### Extracted entries
============
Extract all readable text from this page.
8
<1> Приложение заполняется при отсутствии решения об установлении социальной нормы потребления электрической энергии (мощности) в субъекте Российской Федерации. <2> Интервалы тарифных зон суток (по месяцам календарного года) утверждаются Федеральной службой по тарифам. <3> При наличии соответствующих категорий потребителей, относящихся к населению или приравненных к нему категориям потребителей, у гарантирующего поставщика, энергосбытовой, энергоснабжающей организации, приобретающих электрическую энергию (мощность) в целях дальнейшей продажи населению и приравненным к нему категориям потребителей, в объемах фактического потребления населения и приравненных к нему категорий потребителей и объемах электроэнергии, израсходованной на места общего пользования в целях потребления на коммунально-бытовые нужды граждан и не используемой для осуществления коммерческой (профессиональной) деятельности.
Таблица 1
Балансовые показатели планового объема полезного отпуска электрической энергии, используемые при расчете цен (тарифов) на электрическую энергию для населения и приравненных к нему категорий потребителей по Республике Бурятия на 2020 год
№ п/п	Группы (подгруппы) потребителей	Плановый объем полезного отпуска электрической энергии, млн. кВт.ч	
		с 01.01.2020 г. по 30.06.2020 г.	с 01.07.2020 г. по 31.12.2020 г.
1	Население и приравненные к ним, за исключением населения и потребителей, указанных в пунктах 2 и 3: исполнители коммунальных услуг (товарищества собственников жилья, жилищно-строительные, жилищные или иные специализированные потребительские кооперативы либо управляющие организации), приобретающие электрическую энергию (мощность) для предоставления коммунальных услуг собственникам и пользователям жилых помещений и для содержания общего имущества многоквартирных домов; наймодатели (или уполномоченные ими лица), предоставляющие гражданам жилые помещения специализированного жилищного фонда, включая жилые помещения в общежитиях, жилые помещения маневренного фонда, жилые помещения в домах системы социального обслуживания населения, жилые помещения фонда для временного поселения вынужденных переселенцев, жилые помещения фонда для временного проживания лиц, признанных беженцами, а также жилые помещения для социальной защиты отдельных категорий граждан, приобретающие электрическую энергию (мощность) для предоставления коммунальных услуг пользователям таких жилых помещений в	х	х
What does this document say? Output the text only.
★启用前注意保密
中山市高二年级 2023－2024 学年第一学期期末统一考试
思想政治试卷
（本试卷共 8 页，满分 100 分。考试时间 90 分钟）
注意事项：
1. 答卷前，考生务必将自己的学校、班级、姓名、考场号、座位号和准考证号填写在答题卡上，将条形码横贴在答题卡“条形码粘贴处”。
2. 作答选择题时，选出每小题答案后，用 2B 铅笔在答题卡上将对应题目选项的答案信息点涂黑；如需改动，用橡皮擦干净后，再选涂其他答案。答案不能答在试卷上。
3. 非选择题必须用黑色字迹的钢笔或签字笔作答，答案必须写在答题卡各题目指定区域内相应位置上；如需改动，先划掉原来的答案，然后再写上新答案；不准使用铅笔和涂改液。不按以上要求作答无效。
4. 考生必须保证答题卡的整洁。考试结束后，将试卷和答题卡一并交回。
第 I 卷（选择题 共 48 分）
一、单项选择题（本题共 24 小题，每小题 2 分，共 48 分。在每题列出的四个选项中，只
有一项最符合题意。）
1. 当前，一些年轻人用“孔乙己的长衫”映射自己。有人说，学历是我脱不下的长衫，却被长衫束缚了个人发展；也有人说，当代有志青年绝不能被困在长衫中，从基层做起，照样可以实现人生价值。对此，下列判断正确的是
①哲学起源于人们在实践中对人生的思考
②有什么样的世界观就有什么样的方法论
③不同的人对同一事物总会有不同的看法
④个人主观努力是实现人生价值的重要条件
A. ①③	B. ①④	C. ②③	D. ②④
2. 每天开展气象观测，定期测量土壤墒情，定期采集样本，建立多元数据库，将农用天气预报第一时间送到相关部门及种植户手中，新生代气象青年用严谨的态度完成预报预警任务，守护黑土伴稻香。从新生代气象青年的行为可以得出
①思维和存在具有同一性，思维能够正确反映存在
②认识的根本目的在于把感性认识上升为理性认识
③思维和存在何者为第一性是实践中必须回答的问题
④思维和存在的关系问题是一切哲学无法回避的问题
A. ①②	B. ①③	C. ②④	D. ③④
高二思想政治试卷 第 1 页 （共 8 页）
============
### Problem to work on
Search the records for the word "полезного". Copy every line that has it.

### Written reply
Балансовые показатели планового объема полезного отпуска электрической энергии, используемые при расчете цен (тарифов) на электрическую энергию для населения и приравненных к нему категорий потребителей по Республике Бурятия на 2020 год
№ п/п	Группы (подгруппы) потребителей	Плановый объем полезного отпуска электрической энергии, млн. кВт.ч	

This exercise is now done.